__Problem to work on__.
Output the full listing word for word.

__Data in this exercise__.
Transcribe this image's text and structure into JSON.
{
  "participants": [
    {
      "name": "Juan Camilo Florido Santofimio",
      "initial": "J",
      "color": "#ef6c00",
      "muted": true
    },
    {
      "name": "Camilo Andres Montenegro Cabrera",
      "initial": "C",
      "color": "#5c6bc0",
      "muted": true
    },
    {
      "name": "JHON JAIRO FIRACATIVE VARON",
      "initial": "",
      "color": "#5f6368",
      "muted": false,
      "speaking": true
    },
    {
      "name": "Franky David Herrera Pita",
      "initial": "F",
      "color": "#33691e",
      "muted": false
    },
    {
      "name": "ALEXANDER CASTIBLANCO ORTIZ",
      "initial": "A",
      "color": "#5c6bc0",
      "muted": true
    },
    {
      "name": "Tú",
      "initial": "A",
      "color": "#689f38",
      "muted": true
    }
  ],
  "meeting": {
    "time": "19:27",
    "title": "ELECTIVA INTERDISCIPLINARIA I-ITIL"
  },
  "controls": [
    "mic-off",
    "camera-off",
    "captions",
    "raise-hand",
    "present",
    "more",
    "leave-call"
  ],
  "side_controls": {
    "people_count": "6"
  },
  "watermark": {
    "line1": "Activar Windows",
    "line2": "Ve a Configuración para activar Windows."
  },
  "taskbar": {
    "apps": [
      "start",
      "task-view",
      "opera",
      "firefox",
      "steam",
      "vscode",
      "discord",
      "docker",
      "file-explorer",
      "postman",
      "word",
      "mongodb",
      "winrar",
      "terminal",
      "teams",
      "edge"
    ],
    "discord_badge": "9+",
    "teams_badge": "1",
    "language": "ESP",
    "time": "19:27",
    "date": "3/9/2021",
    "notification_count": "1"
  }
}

__Completed exercise__.
Transcribe this image's text and structure into JSON.
{
  "participants": [
    {
      "name": "Juan Camilo Florido Santofimio",
      "initial": "J",
      "color": "#ef6c00",
      "muted": true
    },
    {
      "name": "Camilo Andres Montenegro Cabrera",
      "initial": "C",
      "color": "#5c6bc0",
      "muted": true
    },
    {
      "name": "JHON JAIRO FIRACATIVE VARON",
      "initial": "",
      "color": "#5f6368",
      "muted": false,
      "speaking": true
    },
    {
      "name": "Franky David Herrera Pita",
      "initial": "F",
      "color": "#33691e",
      "muted": false
    },
    {
      "name": "ALEXANDER CASTIBLANCO ORTIZ",
      "initial": "A",
      "color": "#5c6bc0",
      "muted": true
    },
    {
      "name": "Tú",
      "initial": "A",
      "color": "#689f38",
      "muted": true
    }
  ],
  "meeting": {
    "time": "19:27",
    "title": "ELECTIVA INTERDISCIPLINARIA I-ITIL"
  },
  "controls": [
    "mic-off",
    "camera-off",
    "captions",
    "raise-hand",
    "present",
    "more",
    "leave-call"
  ],
  "side_controls": {
    "people_count": "6"
  },
  "watermark": {
    "line1": "Activar Windows",
    "line2": "Ve a Configuración para activar Windows."
  },
  "taskbar": {
    "apps": [
      "start",
      "task-view",
      "opera",
      "firefox",
      "steam",
      "vscode",
      "discord",
      "docker",
      "file-explorer",
      "postman",
      "word",
      "mongodb",
      "winrar",
      "terminal",
      "teams",
      "edge"
    ],
    "discord_badge": "9+",
    "teams_badge": "1",
    "language": "ESP",
    "time": "19:27",
    "date": "3/9/2021",
    "notification_count": "1"
  }
}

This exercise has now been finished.